═════ Dataset entries ═════

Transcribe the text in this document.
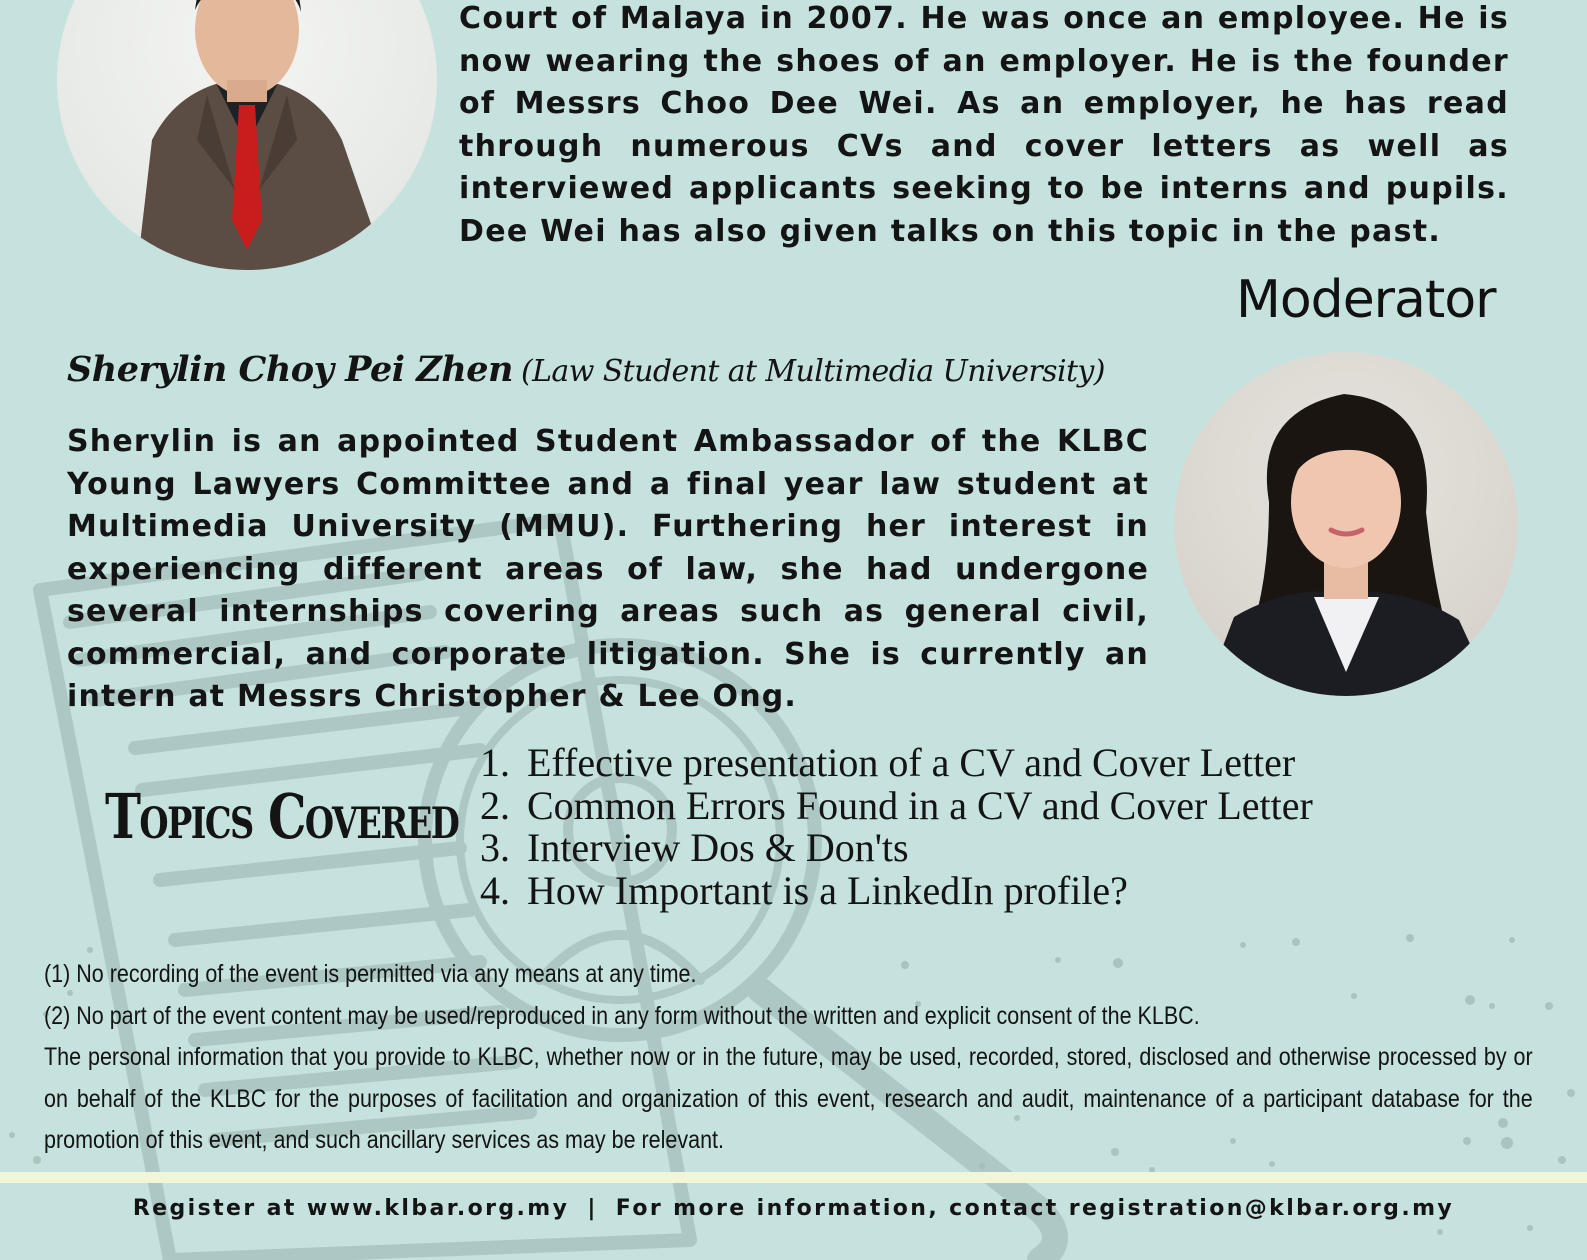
Court of Malaya in 2007. He was once an employee. He is now wearing the shoes of an employer. He is the founder of Messrs Choo Dee Wei. As an employer, he has read through numerous CVs and cover letters as well as interviewed applicants seeking to be interns and pupils. Dee Wei has also given talks on this topic in the past.
Moderator
Sherylin Choy Pei Zhen (Law Student at Multimedia University)
Sherylin is an appointed Student Ambassador of the KLBC Young Lawyers Committee and a final year law student at Multimedia University (MMU). Furthering her interest in experiencing different areas of law, she had undergone several internships covering areas such as general civil, commercial, and corporate litigation. She is currently an intern at Messrs Christopher & Lee Ong.
Topics Covered
1. Effective presentation of a CV and Cover Letter
2. Common Errors Found in a CV and Cover Letter
3. Interview Dos & Don'ts
4. How Important is a LinkedIn profile?

(1) No recording of the event is permitted via any means at any time.

(2) No part of the event content may be used/reproduced in any form without the written and explicit consent of the KLBC.

The personal information that you provide to KLBC, whether now or in the future, may be used, recorded, stored, disclosed and otherwise processed by or on behalf of the KLBC for the purposes of facilitation and organization of this event, research and audit, maintenance of a participant database for the promotion of this event, and such ancillary services as may be relevant.

Register at www.klbar.org.my | For more information, contact registration@klbar.org.my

═════

## Brief
All the records need to be repeated exactly, with the images dropped.

## Problem solution
Transcribe the text in this document.
Court of Malaya in 2007. He was once an employee. He is now wearing the shoes of an employer. He is the founder of Messrs Choo Dee Wei. As an employer, he has read through numerous CVs and cover letters as well as interviewed applicants seeking to be interns and pupils. Dee Wei has also given talks on this topic in the past.
Moderator
Sherylin Choy Pei Zhen (Law Student at Multimedia University)
Sherylin is an appointed Student Ambassador of the KLBC Young Lawyers Committee and a final year law student at Multimedia University (MMU). Furthering her interest in experiencing different areas of law, she had undergone several internships covering areas such as general civil, commercial, and corporate litigation. She is currently an intern at Messrs Christopher & Lee Ong.
Topics Covered
1. Effective presentation of a CV and Cover Letter
2. Common Errors Found in a CV and Cover Letter
3. Interview Dos & Don'ts
4. How Important is a LinkedIn profile?

(1) No recording of the event is permitted via any means at any time.

(2) No part of the event content may be used/reproduced in any form without the written and explicit consent of the KLBC.

The personal information that you provide to KLBC, whether now or in the future, may be used, recorded, stored, disclosed and otherwise processed by or on behalf of the KLBC for the purposes of facilitation and organization of this event, research and audit, maintenance of a participant database for the promotion of this event, and such ancillary services as may be relevant.

Register at www.klbar.org.my | For more information, contact registration@klbar.org.my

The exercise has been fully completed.